### The exercise
Leaving the pictures aside, transcribe every line below exactly.

### Given records
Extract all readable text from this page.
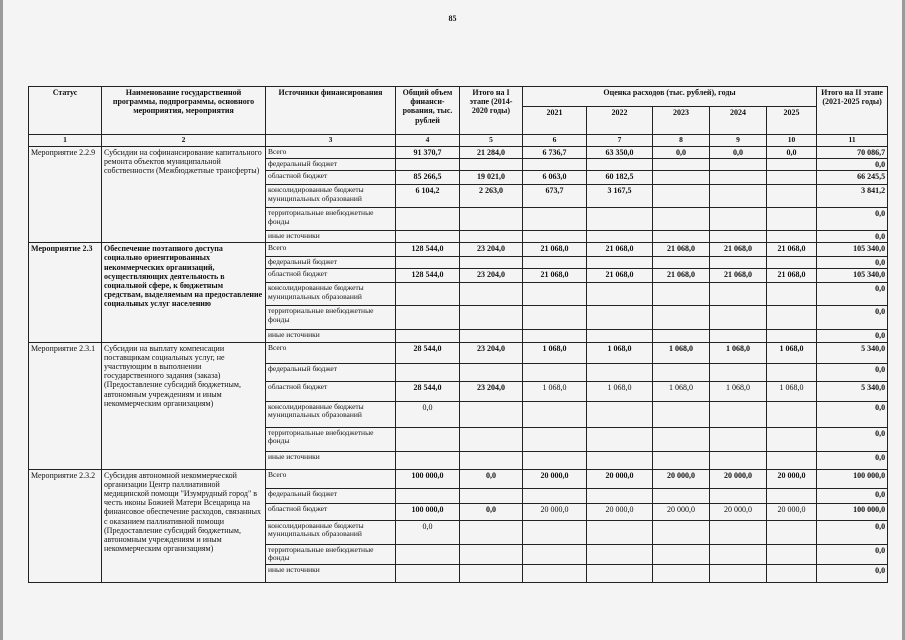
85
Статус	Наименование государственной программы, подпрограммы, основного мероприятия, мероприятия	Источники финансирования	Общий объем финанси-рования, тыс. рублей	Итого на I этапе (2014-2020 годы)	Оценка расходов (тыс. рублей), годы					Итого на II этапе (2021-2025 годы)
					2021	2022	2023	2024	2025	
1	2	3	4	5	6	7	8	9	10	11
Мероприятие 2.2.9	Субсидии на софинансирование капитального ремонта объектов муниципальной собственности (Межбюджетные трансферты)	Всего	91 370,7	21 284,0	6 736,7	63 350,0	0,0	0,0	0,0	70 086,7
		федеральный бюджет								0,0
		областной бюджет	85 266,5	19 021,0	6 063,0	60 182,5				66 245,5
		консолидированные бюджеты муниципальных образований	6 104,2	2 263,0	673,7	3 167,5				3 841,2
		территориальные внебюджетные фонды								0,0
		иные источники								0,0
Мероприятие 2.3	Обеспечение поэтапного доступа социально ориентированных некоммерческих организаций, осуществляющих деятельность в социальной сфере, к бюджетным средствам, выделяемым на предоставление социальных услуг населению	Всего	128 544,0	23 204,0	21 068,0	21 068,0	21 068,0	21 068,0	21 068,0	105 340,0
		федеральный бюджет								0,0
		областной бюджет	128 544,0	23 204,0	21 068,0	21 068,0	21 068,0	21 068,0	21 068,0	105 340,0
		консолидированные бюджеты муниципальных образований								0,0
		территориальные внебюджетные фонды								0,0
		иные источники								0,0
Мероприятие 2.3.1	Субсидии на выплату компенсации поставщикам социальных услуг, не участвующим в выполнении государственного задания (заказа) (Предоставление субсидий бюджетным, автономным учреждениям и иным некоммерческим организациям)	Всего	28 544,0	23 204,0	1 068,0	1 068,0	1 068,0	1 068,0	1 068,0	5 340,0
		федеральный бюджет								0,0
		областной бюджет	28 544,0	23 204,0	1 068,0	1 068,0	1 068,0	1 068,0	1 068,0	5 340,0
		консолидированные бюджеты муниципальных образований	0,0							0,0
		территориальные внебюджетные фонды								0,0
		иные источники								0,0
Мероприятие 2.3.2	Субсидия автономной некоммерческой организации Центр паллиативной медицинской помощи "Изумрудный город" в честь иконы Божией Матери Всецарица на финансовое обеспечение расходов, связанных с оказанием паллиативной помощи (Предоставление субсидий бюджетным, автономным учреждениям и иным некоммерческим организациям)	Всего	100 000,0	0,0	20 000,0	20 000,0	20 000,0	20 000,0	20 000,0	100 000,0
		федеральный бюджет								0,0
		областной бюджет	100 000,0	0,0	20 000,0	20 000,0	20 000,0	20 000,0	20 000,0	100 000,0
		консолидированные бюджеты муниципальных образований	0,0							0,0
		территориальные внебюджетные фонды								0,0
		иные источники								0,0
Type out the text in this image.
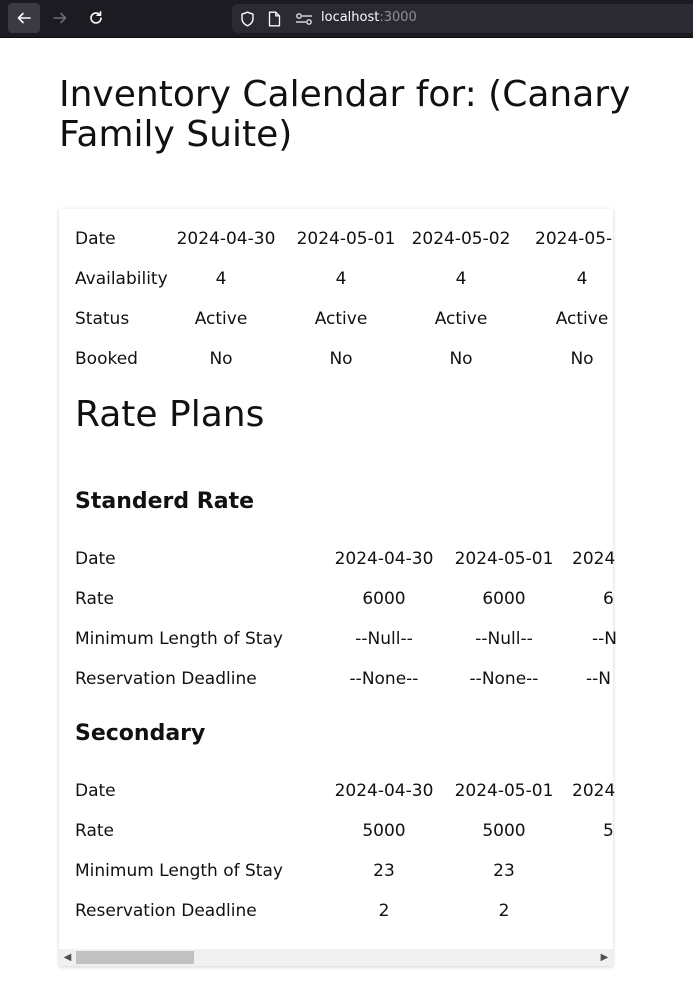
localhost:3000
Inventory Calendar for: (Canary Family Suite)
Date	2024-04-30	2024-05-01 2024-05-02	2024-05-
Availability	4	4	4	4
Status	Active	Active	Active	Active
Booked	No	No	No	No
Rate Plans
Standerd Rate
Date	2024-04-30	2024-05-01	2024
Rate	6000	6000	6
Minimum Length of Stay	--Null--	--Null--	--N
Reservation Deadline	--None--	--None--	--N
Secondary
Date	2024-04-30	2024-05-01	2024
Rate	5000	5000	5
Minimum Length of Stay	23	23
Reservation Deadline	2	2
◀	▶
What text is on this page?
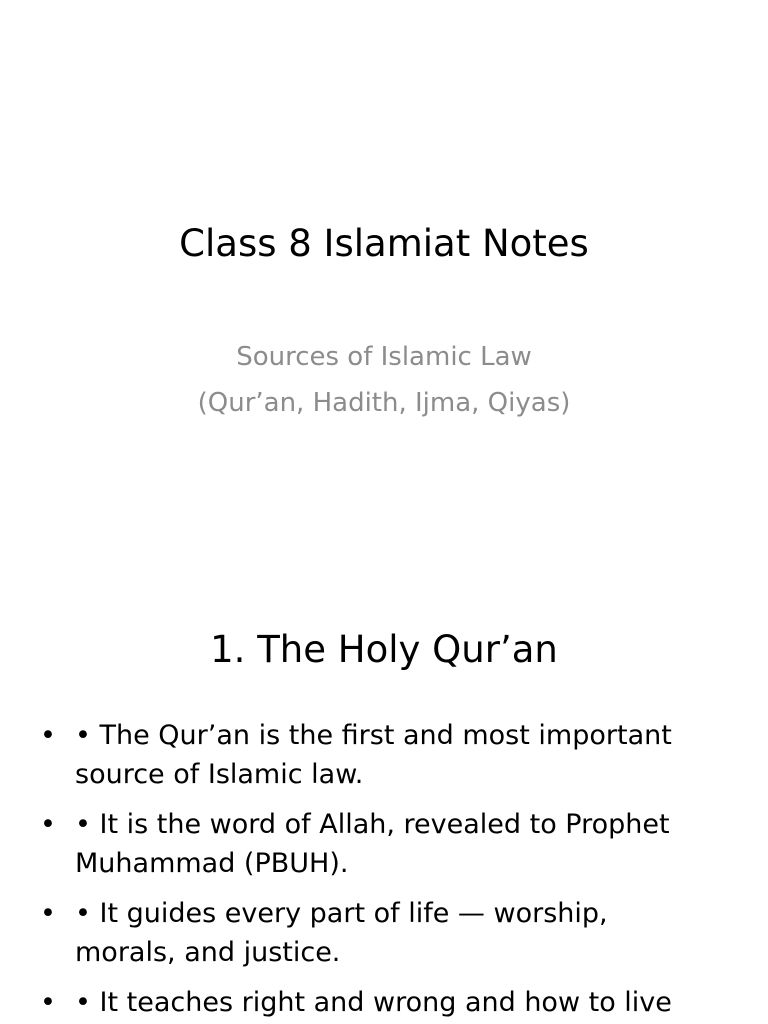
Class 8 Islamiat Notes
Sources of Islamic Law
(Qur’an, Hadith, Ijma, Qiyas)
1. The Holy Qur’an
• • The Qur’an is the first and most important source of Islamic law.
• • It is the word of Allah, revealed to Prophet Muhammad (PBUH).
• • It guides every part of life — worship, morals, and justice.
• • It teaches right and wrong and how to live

### The response
Extract all readable text from this page.
85
Статус	Наименование государственной программы, подпрограммы, основного мероприятия, мероприятия	Источники финансирования	Общий объем финанси-рования, тыс. рублей	Итого на I этапе (2014-2020 годы)	Оценка расходов (тыс. рублей), годы					Итого на II этапе (2021-2025 годы)
					2021	2022	2023	2024	2025	
1	2	3	4	5	6	7	8	9	10	11
Мероприятие 2.2.9	Субсидии на софинансирование капитального ремонта объектов муниципальной собственности (Межбюджетные трансферты)	Всего	91 370,7	21 284,0	6 736,7	63 350,0	0,0	0,0	0,0	70 086,7
		федеральный бюджет								0,0
		областной бюджет	85 266,5	19 021,0	6 063,0	60 182,5				66 245,5
		консолидированные бюджеты муниципальных образований	6 104,2	2 263,0	673,7	3 167,5				3 841,2
		территориальные внебюджетные фонды								0,0
		иные источники								0,0
Мероприятие 2.3	Обеспечение поэтапного доступа социально ориентированных некоммерческих организаций, осуществляющих деятельность в социальной сфере, к бюджетным средствам, выделяемым на предоставление социальных услуг населению	Всего	128 544,0	23 204,0	21 068,0	21 068,0	21 068,0	21 068,0	21 068,0	105 340,0
		федеральный бюджет								0,0
		областной бюджет	128 544,0	23 204,0	21 068,0	21 068,0	21 068,0	21 068,0	21 068,0	105 340,0
		консолидированные бюджеты муниципальных образований								0,0
		территориальные внебюджетные фонды								0,0
		иные источники								0,0
Мероприятие 2.3.1	Субсидии на выплату компенсации поставщикам социальных услуг, не участвующим в выполнении государственного задания (заказа) (Предоставление субсидий бюджетным, автономным учреждениям и иным некоммерческим организациям)	Всего	28 544,0	23 204,0	1 068,0	1 068,0	1 068,0	1 068,0	1 068,0	5 340,0
		федеральный бюджет								0,0
		областной бюджет	28 544,0	23 204,0	1 068,0	1 068,0	1 068,0	1 068,0	1 068,0	5 340,0
		консолидированные бюджеты муниципальных образований	0,0							0,0
		территориальные внебюджетные фонды								0,0
		иные источники								0,0
Мероприятие 2.3.2	Субсидия автономной некоммерческой организации Центр паллиативной медицинской помощи "Изумрудный город" в честь иконы Божией Матери Всецарица на финансовое обеспечение расходов, связанных с оказанием паллиативной помощи (Предоставление субсидий бюджетным, автономным учреждениям и иным некоммерческим организациям)	Всего	100 000,0	0,0	20 000,0	20 000,0	20 000,0	20 000,0	20 000,0	100 000,0
		федеральный бюджет								0,0
		областной бюджет	100 000,0	0,0	20 000,0	20 000,0	20 000,0	20 000,0	20 000,0	100 000,0
		консолидированные бюджеты муниципальных образований	0,0							0,0
		территориальные внебюджетные фонды								0,0
		иные источники								0,0
Type out the text in this image.
localhost:3000
Inventory Calendar for: (Canary Family Suite)
Date	2024-04-30	2024-05-01 2024-05-02	2024-05-
Availability	4	4	4	4
Status	Active	Active	Active	Active
Booked	No	No	No	No
Rate Plans
Standerd Rate
Date	2024-04-30	2024-05-01	2024
Rate	6000	6000	6
Minimum Length of Stay	--Null--	--Null--	--N
Reservation Deadline	--None--	--None--	--N
Secondary
Date	2024-04-30	2024-05-01	2024
Rate	5000	5000	5
Minimum Length of Stay	23	23
Reservation Deadline	2	2
◀	▶
What text is on this page?
Class 8 Islamiat Notes
Sources of Islamic Law
(Qur’an, Hadith, Ijma, Qiyas)
1. The Holy Qur’an
• • The Qur’an is the first and most important source of Islamic law.
• • It is the word of Allah, revealed to Prophet Muhammad (PBUH).
• • It guides every part of life — worship, morals, and justice.
• • It teaches right and wrong and how to live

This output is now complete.